Work to be completed:
Exclude images, then output the remaining data verbatim.

---- Entries supplied

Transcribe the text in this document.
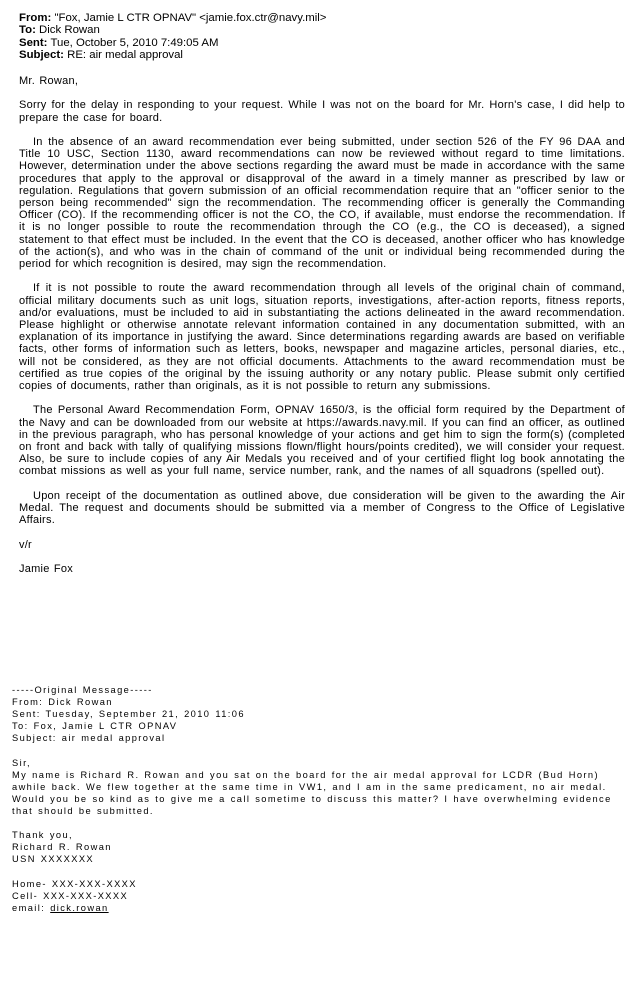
From: "Fox, Jamie L CTR OPNAV" <jamie.fox.ctr@navy.mil>
To: Dick Rowan
Sent: Tue, October 5, 2010 7:49:05 AM
Subject: RE: air medal approval

Mr. Rowan,

Sorry for the delay in responding to your request. While I was not on the board for Mr. Horn's case, I did help to prepare the case for board.

In the absence of an award recommendation ever being submitted, under section 526 of the FY 96 DAA and Title 10 USC, Section 1130, award recommendations can now be reviewed without regard to time limitations. However, determination under the above sections regarding the award must be made in accordance with the same procedures that apply to the approval or disapproval of the award in a timely manner as prescribed by law or regulation. Regulations that govern submission of an official recommendation require that an "officer senior to the person being recommended" sign the recommendation. The recommending officer is generally the Commanding Officer (CO). If the recommending officer is not the CO, the CO, if available, must endorse the recommendation. If it is no longer possible to route the recommendation through the CO (e.g., the CO is deceased), a signed statement to that effect must be included. In the event that the CO is deceased, another officer who has knowledge of the action(s), and who was in the chain of command of the unit or individual being recommended during the period for which recognition is desired, may sign the recommendation.

If it is not possible to route the award recommendation through all levels of the original chain of command, official military documents such as unit logs, situation reports, investigations, after-action reports, fitness reports, and/or evaluations, must be included to aid in substantiating the actions delineated in the award recommendation. Please highlight or otherwise annotate relevant information contained in any documentation submitted, with an explanation of its importance in justifying the award. Since determinations regarding awards are based on verifiable facts, other forms of information such as letters, books, newspaper and magazine articles, personal diaries, etc., will not be considered, as they are not official documents. Attachments to the award recommendation must be certified as true copies of the original by the issuing authority or any notary public. Please submit only certified copies of documents, rather than originals, as it is not possible to return any submissions.

The Personal Award Recommendation Form, OPNAV 1650/3, is the official form required by the Department of the Navy and can be downloaded from our website at https://awards.navy.mil. If you can find an officer, as outlined in the previous paragraph, who has personal knowledge of your actions and get him to sign the form(s) (completed on front and back with tally of qualifying missions flown/flight hours/points credited), we will consider your request. Also, be sure to include copies of any Air Medals you received and of your certified flight log book annotating the combat missions as well as your full name, service number, rank, and the names of all squadrons (spelled out).

Upon receipt of the documentation as outlined above, due consideration will be given to the awarding the Air Medal. The request and documents should be submitted via a member of Congress to the Office of Legislative Affairs.

v/r

Jamie Fox

-----Original Message-----

From: Dick Rowan

Sent: Tuesday, September 21, 2010 11:06

To: Fox, Jamie L CTR OPNAV

Subject: air medal approval

Sir,

My name is Richard R. Rowan and you sat on the board for the air medal approval for LCDR (Bud Horn) awhile back. We flew together at the same time in VW1, and I am in the same predicament, no air medal. Would you be so kind as to give me a call sometime to discuss this matter? I have overwhelming evidence that should be submitted.

Thank you,

Richard R. Rowan

USN XXXXXXX

Home- XXX-XXX-XXXX

Cell- XXX-XXX-XXXX

email: dick.rowan
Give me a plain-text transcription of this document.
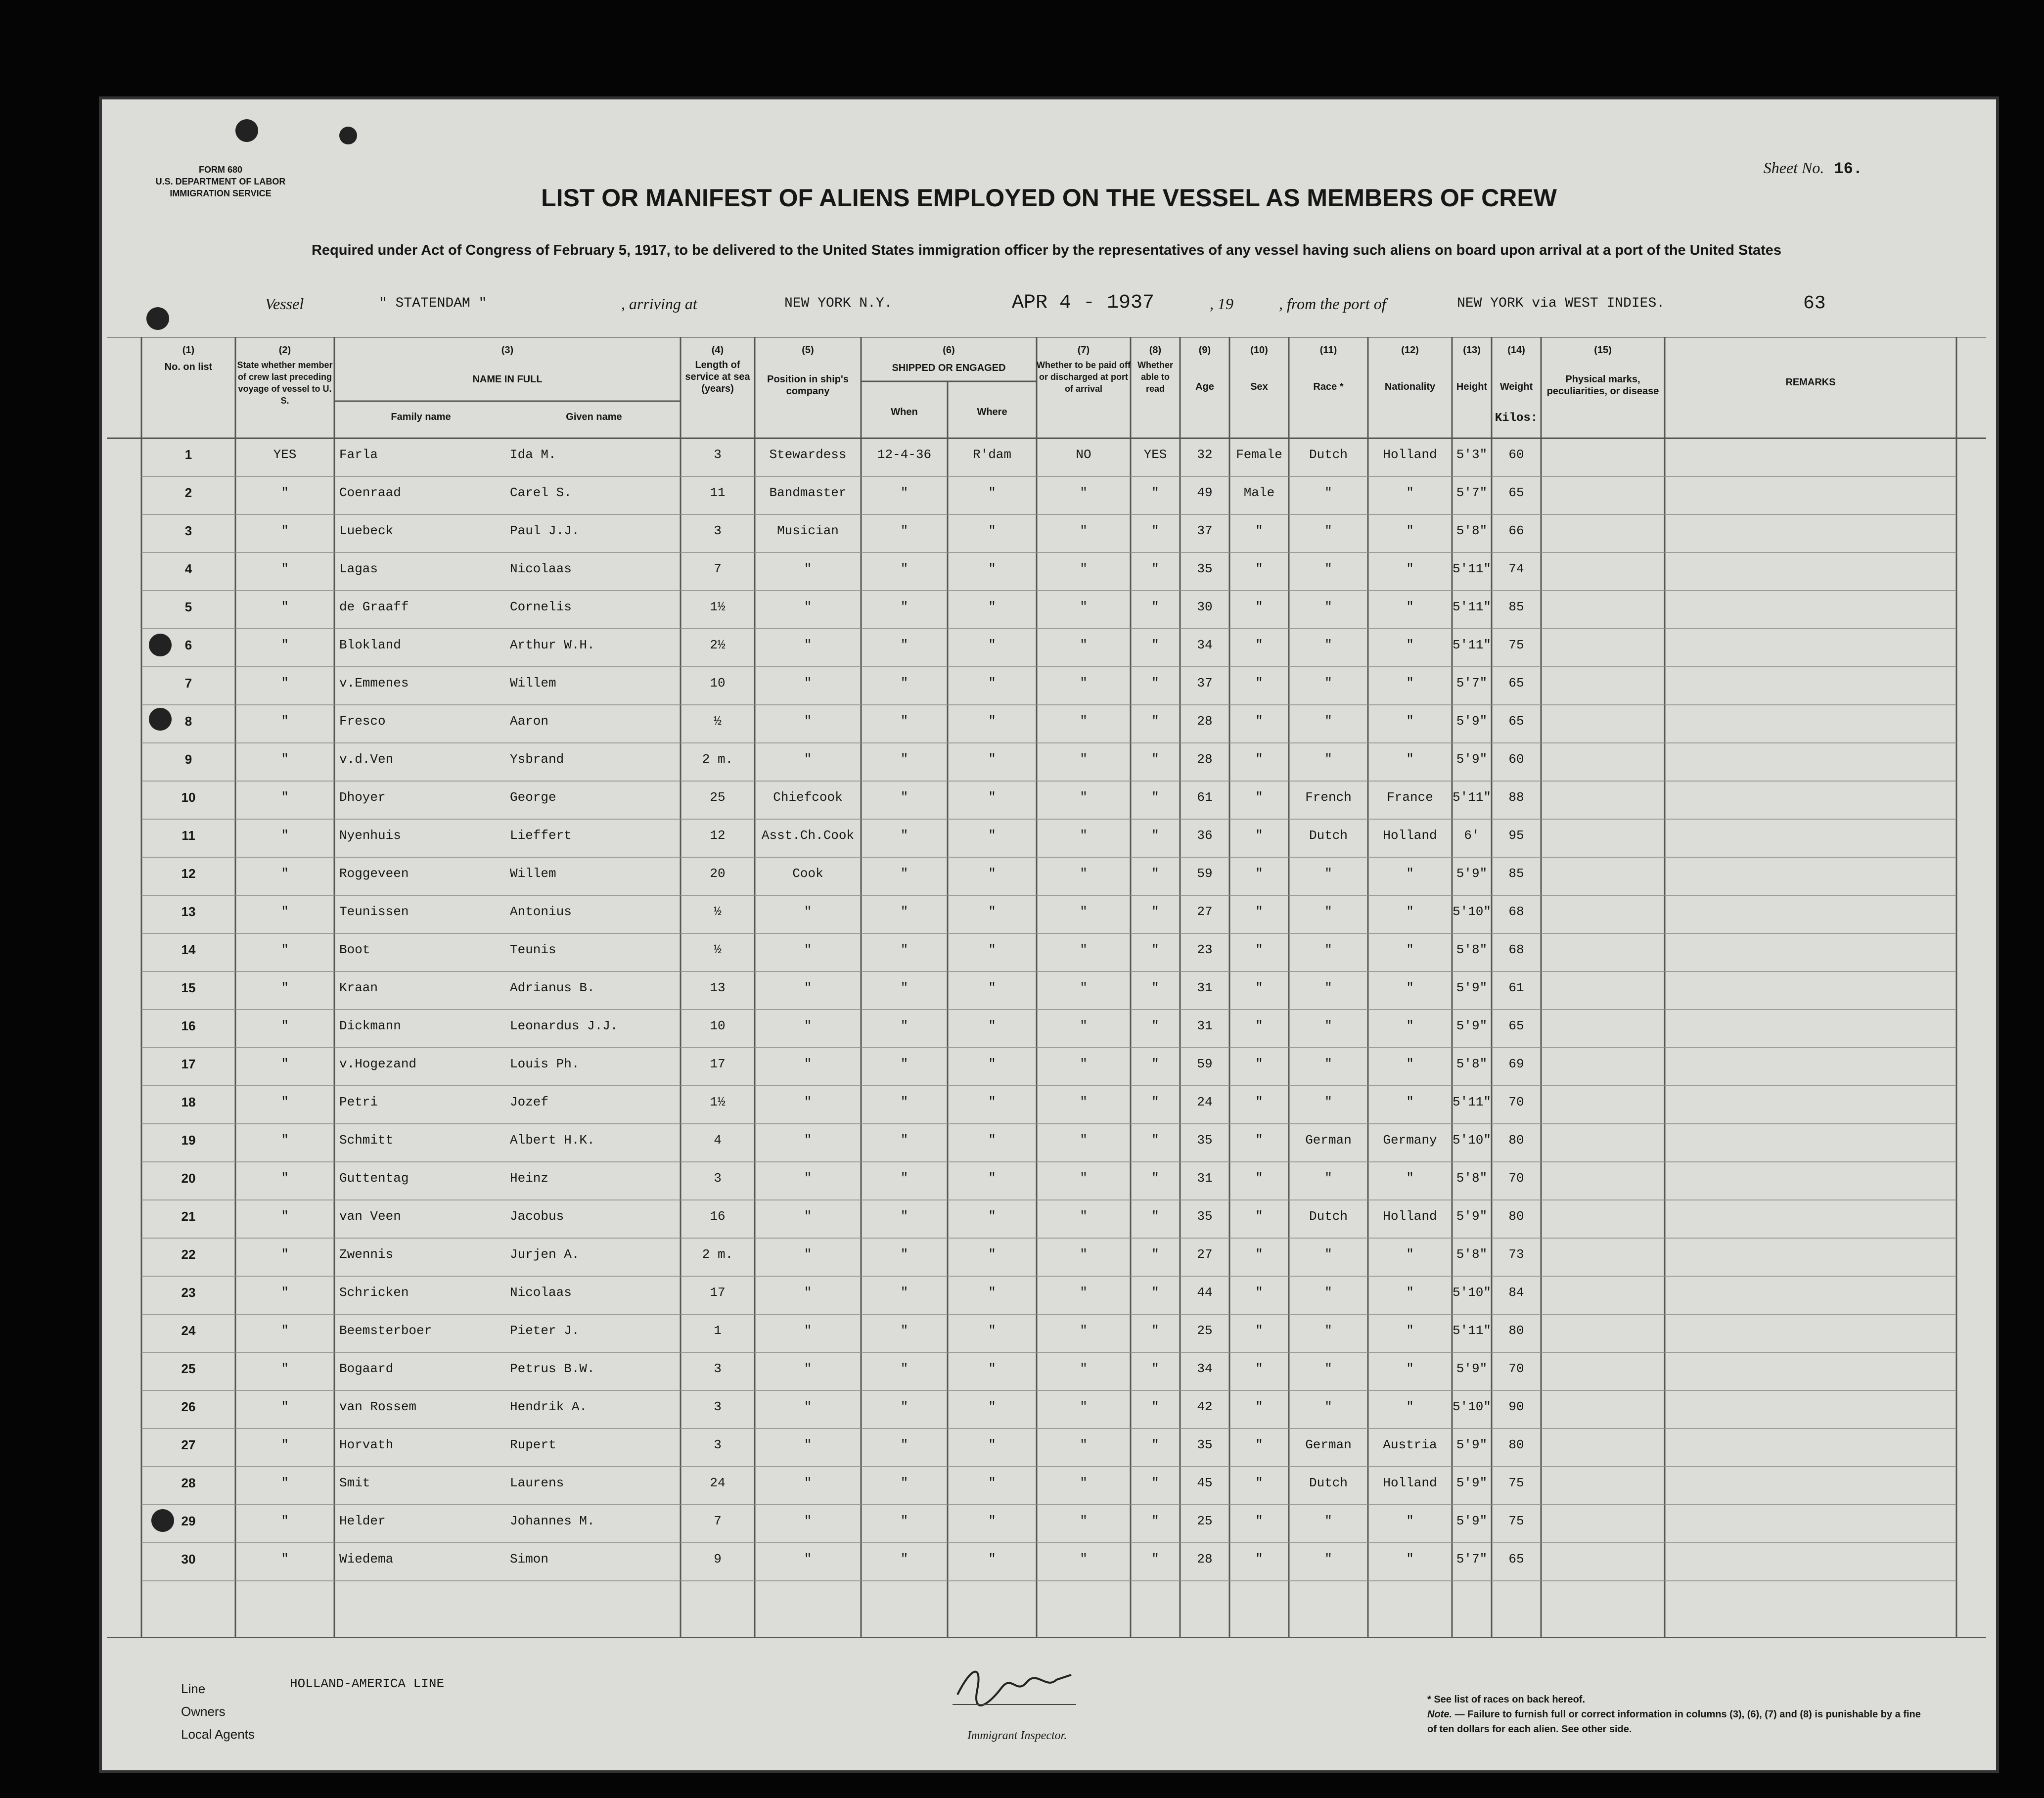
FORM 680
U.S. DEPARTMENT OF LABOR
IMMIGRATION SERVICE
Sheet No. 16.
LIST OR MANIFEST OF ALIENS EMPLOYED ON THE VESSEL AS MEMBERS OF CREW
Required under Act of Congress of February 5, 1917, to be delivered to the United States immigration officer by the representatives of any vessel having such aliens on board upon arrival at a port of the United States
Vessel	" STATENDAM "	, arriving at	NEW YORK N.Y.	APR 4 - 1937	, 19	, from the port of	NEW YORK via WEST INDIES.	63
(1)
No. on list
(2)
State whether member of crew last preceding voyage of vessel to U. S.
(3)
NAME IN FULL
Family name	Given name
(4)
Length of service at sea (years)
(5)
Position in ship's company
(6)
SHIPPED OR ENGAGED
When	Where
(7)
Whether to be paid off or discharged at port of arrival
(8)
Whether able to read
(9)
Age
(10)
Sex
(11)
Race *
(12)
Nationality
(13)
Height
(14)
Weight
Kilos:
(15)
Physical marks, peculiarities, or disease
REMARKS
1	YES	Farla	Ida M.	3	Stewardess	12-4-36	R'dam	NO	YES	32	Female	Dutch	Holland	5'3"	60
2	"	Coenraad	Carel S.	11	Bandmaster	"	"	"	"	49	Male	"	"	5'7"	65
3	"	Luebeck	Paul J.J.	3	Musician	"	"	"	"	37	"	"	"	5'8"	66
4	"	Lagas	Nicolaas	7	"	"	"	"	"	35	"	"	"	5'11"	74
5	"	de Graaff	Cornelis	1½	"	"	"	"	"	30	"	"	"	5'11"	85
6	"	Blokland	Arthur W.H.	2½	"	"	"	"	"	34	"	"	"	5'11"	75
7	"	v.Emmenes	Willem	10	"	"	"	"	"	37	"	"	"	5'7"	65
8	"	Fresco	Aaron	½	"	"	"	"	"	28	"	"	"	5'9"	65
9	"	v.d.Ven	Ysbrand	2 m.	"	"	"	"	"	28	"	"	"	5'9"	60
10	"	Dhoyer	George	25	Chiefcook	"	"	"	"	61	"	French	France	5'11"	88
11	"	Nyenhuis	Lieffert	12	Asst.Ch.Cook	"	"	"	"	36	"	Dutch	Holland	6'	95
12	"	Roggeveen	Willem	20	Cook	"	"	"	"	59	"	"	"	5'9"	85
13	"	Teunissen	Antonius	½	"	"	"	"	"	27	"	"	"	5'10"	68
14	"	Boot	Teunis	½	"	"	"	"	"	23	"	"	"	5'8"	68
15	"	Kraan	Adrianus B.	13	"	"	"	"	"	31	"	"	"	5'9"	61
16	"	Dickmann	Leonardus J.J.	10	"	"	"	"	"	31	"	"	"	5'9"	65
17	"	v.Hogezand	Louis Ph.	17	"	"	"	"	"	59	"	"	"	5'8"	69
18	"	Petri	Jozef	1½	"	"	"	"	"	24	"	"	"	5'11"	70
19	"	Schmitt	Albert H.K.	4	"	"	"	"	"	35	"	German	Germany	5'10"	80
20	"	Guttentag	Heinz	3	"	"	"	"	"	31	"	"	"	5'8"	70
21	"	van Veen	Jacobus	16	"	"	"	"	"	35	"	Dutch	Holland	5'9"	80
22	"	Zwennis	Jurjen A.	2 m.	"	"	"	"	"	27	"	"	"	5'8"	73
23	"	Schricken	Nicolaas	17	"	"	"	"	"	44	"	"	"	5'10"	84
24	"	Beemsterboer	Pieter J.	1	"	"	"	"	"	25	"	"	"	5'11"	80
25	"	Bogaard	Petrus B.W.	3	"	"	"	"	"	34	"	"	"	5'9"	70
26	"	van Rossem	Hendrik A.	3	"	"	"	"	"	42	"	"	"	5'10"	90
27	"	Horvath	Rupert	3	"	"	"	"	"	35	"	German	Austria	5'9"	80
28	"	Smit	Laurens	24	"	"	"	"	"	45	"	Dutch	Holland	5'9"	75
29	"	Helder	Johannes M.	7	"	"	"	"	"	25	"	"	"	5'9"	75
30	"	Wiedema	Simon	9	"	"	"	"	"	28	"	"	"	5'7"	65
Line
Owners
Local Agents
HOLLAND-AMERICA LINE
Immigrant Inspector.
* See list of races on back hereof.
Note. — Failure to furnish full or correct information in columns (3), (6), (7) and (8) is punishable by a fine of ten dollars for each alien. See other side.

--------

Final result:
Transcribe the text in this document.
From: "Fox, Jamie L CTR OPNAV" <jamie.fox.ctr@navy.mil>
To: Dick Rowan
Sent: Tue, October 5, 2010 7:49:05 AM
Subject: RE: air medal approval

Mr. Rowan,

Sorry for the delay in responding to your request. While I was not on the board for Mr. Horn's case, I did help to prepare the case for board.

In the absence of an award recommendation ever being submitted, under section 526 of the FY 96 DAA and Title 10 USC, Section 1130, award recommendations can now be reviewed without regard to time limitations. However, determination under the above sections regarding the award must be made in accordance with the same procedures that apply to the approval or disapproval of the award in a timely manner as prescribed by law or regulation. Regulations that govern submission of an official recommendation require that an "officer senior to the person being recommended" sign the recommendation. The recommending officer is generally the Commanding Officer (CO). If the recommending officer is not the CO, the CO, if available, must endorse the recommendation. If it is no longer possible to route the recommendation through the CO (e.g., the CO is deceased), a signed statement to that effect must be included. In the event that the CO is deceased, another officer who has knowledge of the action(s), and who was in the chain of command of the unit or individual being recommended during the period for which recognition is desired, may sign the recommendation.

If it is not possible to route the award recommendation through all levels of the original chain of command, official military documents such as unit logs, situation reports, investigations, after-action reports, fitness reports, and/or evaluations, must be included to aid in substantiating the actions delineated in the award recommendation. Please highlight or otherwise annotate relevant information contained in any documentation submitted, with an explanation of its importance in justifying the award. Since determinations regarding awards are based on verifiable facts, other forms of information such as letters, books, newspaper and magazine articles, personal diaries, etc., will not be considered, as they are not official documents. Attachments to the award recommendation must be certified as true copies of the original by the issuing authority or any notary public. Please submit only certified copies of documents, rather than originals, as it is not possible to return any submissions.

The Personal Award Recommendation Form, OPNAV 1650/3, is the official form required by the Department of the Navy and can be downloaded from our website at https://awards.navy.mil. If you can find an officer, as outlined in the previous paragraph, who has personal knowledge of your actions and get him to sign the form(s) (completed on front and back with tally of qualifying missions flown/flight hours/points credited), we will consider your request. Also, be sure to include copies of any Air Medals you received and of your certified flight log book annotating the combat missions as well as your full name, service number, rank, and the names of all squadrons (spelled out).

Upon receipt of the documentation as outlined above, due consideration will be given to the awarding the Air Medal. The request and documents should be submitted via a member of Congress to the Office of Legislative Affairs.

v/r

Jamie Fox

-----Original Message-----

From: Dick Rowan

Sent: Tuesday, September 21, 2010 11:06

To: Fox, Jamie L CTR OPNAV

Subject: air medal approval

Sir,

My name is Richard R. Rowan and you sat on the board for the air medal approval for LCDR (Bud Horn) awhile back. We flew together at the same time in VW1, and I am in the same predicament, no air medal. Would you be so kind as to give me a call sometime to discuss this matter? I have overwhelming evidence that should be submitted.

Thank you,

Richard R. Rowan

USN XXXXXXX

Home- XXX-XXX-XXXX

Cell- XXX-XXX-XXXX

email: dick.rowan
Give me a plain-text transcription of this document.
FORM 680
U.S. DEPARTMENT OF LABOR
IMMIGRATION SERVICE
Sheet No. 16.
LIST OR MANIFEST OF ALIENS EMPLOYED ON THE VESSEL AS MEMBERS OF CREW
Required under Act of Congress of February 5, 1917, to be delivered to the United States immigration officer by the representatives of any vessel having such aliens on board upon arrival at a port of the United States
Vessel	" STATENDAM "	, arriving at	NEW YORK N.Y.	APR 4 - 1937	, 19	, from the port of	NEW YORK via WEST INDIES.	63
(1)
No. on list
(2)
State whether member of crew last preceding voyage of vessel to U. S.
(3)
NAME IN FULL
Family name	Given name
(4)
Length of service at sea (years)
(5)
Position in ship's company
(6)
SHIPPED OR ENGAGED
When	Where
(7)
Whether to be paid off or discharged at port of arrival
(8)
Whether able to read
(9)
Age
(10)
Sex
(11)
Race *
(12)
Nationality
(13)
Height
(14)
Weight
Kilos:
(15)
Physical marks, peculiarities, or disease
REMARKS
1	YES	Farla	Ida M.	3	Stewardess	12-4-36	R'dam	NO	YES	32	Female	Dutch	Holland	5'3"	60
2	"	Coenraad	Carel S.	11	Bandmaster	"	"	"	"	49	Male	"	"	5'7"	65
3	"	Luebeck	Paul J.J.	3	Musician	"	"	"	"	37	"	"	"	5'8"	66
4	"	Lagas	Nicolaas	7	"	"	"	"	"	35	"	"	"	5'11"	74
5	"	de Graaff	Cornelis	1½	"	"	"	"	"	30	"	"	"	5'11"	85
6	"	Blokland	Arthur W.H.	2½	"	"	"	"	"	34	"	"	"	5'11"	75
7	"	v.Emmenes	Willem	10	"	"	"	"	"	37	"	"	"	5'7"	65
8	"	Fresco	Aaron	½	"	"	"	"	"	28	"	"	"	5'9"	65
9	"	v.d.Ven	Ysbrand	2 m.	"	"	"	"	"	28	"	"	"	5'9"	60
10	"	Dhoyer	George	25	Chiefcook	"	"	"	"	61	"	French	France	5'11"	88
11	"	Nyenhuis	Lieffert	12	Asst.Ch.Cook	"	"	"	"	36	"	Dutch	Holland	6'	95
12	"	Roggeveen	Willem	20	Cook	"	"	"	"	59	"	"	"	5'9"	85
13	"	Teunissen	Antonius	½	"	"	"	"	"	27	"	"	"	5'10"	68
14	"	Boot	Teunis	½	"	"	"	"	"	23	"	"	"	5'8"	68
15	"	Kraan	Adrianus B.	13	"	"	"	"	"	31	"	"	"	5'9"	61
16	"	Dickmann	Leonardus J.J.	10	"	"	"	"	"	31	"	"	"	5'9"	65
17	"	v.Hogezand	Louis Ph.	17	"	"	"	"	"	59	"	"	"	5'8"	69
18	"	Petri	Jozef	1½	"	"	"	"	"	24	"	"	"	5'11"	70
19	"	Schmitt	Albert H.K.	4	"	"	"	"	"	35	"	German	Germany	5'10"	80
20	"	Guttentag	Heinz	3	"	"	"	"	"	31	"	"	"	5'8"	70
21	"	van Veen	Jacobus	16	"	"	"	"	"	35	"	Dutch	Holland	5'9"	80
22	"	Zwennis	Jurjen A.	2 m.	"	"	"	"	"	27	"	"	"	5'8"	73
23	"	Schricken	Nicolaas	17	"	"	"	"	"	44	"	"	"	5'10"	84
24	"	Beemsterboer	Pieter J.	1	"	"	"	"	"	25	"	"	"	5'11"	80
25	"	Bogaard	Petrus B.W.	3	"	"	"	"	"	34	"	"	"	5'9"	70
26	"	van Rossem	Hendrik A.	3	"	"	"	"	"	42	"	"	"	5'10"	90
27	"	Horvath	Rupert	3	"	"	"	"	"	35	"	German	Austria	5'9"	80
28	"	Smit	Laurens	24	"	"	"	"	"	45	"	Dutch	Holland	5'9"	75
29	"	Helder	Johannes M.	7	"	"	"	"	"	25	"	"	"	5'9"	75
30	"	Wiedema	Simon	9	"	"	"	"	"	28	"	"	"	5'7"	65
Line
Owners
Local Agents
HOLLAND-AMERICA LINE
Immigrant Inspector.
* See list of races on back hereof.
Note. — Failure to furnish full or correct information in columns (3), (6), (7) and (8) is punishable by a fine of ten dollars for each alien. See other side.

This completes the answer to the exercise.